>> Begin Task inputs
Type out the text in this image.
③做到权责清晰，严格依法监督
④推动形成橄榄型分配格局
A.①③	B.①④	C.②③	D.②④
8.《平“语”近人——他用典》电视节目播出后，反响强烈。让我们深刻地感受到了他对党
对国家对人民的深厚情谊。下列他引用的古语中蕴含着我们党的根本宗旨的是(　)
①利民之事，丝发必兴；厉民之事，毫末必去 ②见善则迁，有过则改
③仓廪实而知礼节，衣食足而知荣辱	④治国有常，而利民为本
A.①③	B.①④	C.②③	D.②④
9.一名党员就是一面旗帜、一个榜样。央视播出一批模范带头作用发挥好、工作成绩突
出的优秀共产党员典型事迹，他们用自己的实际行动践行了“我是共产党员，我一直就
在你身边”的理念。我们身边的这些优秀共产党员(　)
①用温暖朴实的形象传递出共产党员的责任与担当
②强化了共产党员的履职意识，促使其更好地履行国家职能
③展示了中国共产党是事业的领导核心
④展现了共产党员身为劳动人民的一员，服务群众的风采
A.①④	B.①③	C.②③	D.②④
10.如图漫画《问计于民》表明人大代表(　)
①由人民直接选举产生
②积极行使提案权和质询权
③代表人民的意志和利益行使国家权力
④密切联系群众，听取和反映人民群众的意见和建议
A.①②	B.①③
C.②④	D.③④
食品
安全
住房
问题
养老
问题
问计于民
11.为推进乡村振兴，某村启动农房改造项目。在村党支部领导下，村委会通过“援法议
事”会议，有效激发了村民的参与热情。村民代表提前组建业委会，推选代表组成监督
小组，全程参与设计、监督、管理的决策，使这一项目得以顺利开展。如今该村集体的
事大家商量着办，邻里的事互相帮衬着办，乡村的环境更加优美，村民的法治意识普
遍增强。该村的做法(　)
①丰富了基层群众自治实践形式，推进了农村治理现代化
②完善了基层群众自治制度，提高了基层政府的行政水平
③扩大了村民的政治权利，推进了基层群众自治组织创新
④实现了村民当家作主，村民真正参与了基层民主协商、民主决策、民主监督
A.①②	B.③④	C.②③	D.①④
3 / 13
>> End Task inputs
§ Aim:
Each record above should be output again exactly.

§ Answer in full:
Type out the text in this image.
③做到权责清晰，严格依法监督
④推动形成橄榄型分配格局
A.①③	B.①④	C.②③	D.②④
8.《平“语”近人——他用典》电视节目播出后，反响强烈。让我们深刻地感受到了他对党
对国家对人民的深厚情谊。下列他引用的古语中蕴含着我们党的根本宗旨的是(　)
①利民之事，丝发必兴；厉民之事，毫末必去 ②见善则迁，有过则改
③仓廪实而知礼节，衣食足而知荣辱	④治国有常，而利民为本
A.①③	B.①④	C.②③	D.②④
9.一名党员就是一面旗帜、一个榜样。央视播出一批模范带头作用发挥好、工作成绩突
出的优秀共产党员典型事迹，他们用自己的实际行动践行了“我是共产党员，我一直就
在你身边”的理念。我们身边的这些优秀共产党员(　)
①用温暖朴实的形象传递出共产党员的责任与担当
②强化了共产党员的履职意识，促使其更好地履行国家职能
③展示了中国共产党是事业的领导核心
④展现了共产党员身为劳动人民的一员，服务群众的风采
A.①④	B.①③	C.②③	D.②④
10.如图漫画《问计于民》表明人大代表(　)
①由人民直接选举产生
②积极行使提案权和质询权
③代表人民的意志和利益行使国家权力
④密切联系群众，听取和反映人民群众的意见和建议
A.①②	B.①③
C.②④	D.③④
食品
安全
住房
问题
养老
问题
问计于民
11.为推进乡村振兴，某村启动农房改造项目。在村党支部领导下，村委会通过“援法议
事”会议，有效激发了村民的参与热情。村民代表提前组建业委会，推选代表组成监督
小组，全程参与设计、监督、管理的决策，使这一项目得以顺利开展。如今该村集体的
事大家商量着办，邻里的事互相帮衬着办，乡村的环境更加优美，村民的法治意识普
遍增强。该村的做法(　)
①丰富了基层群众自治实践形式，推进了农村治理现代化
②完善了基层群众自治制度，提高了基层政府的行政水平
③扩大了村民的政治权利，推进了基层群众自治组织创新
④实现了村民当家作主，村民真正参与了基层民主协商、民主决策、民主监督
A.①②	B.③④	C.②③	D.①④
3 / 13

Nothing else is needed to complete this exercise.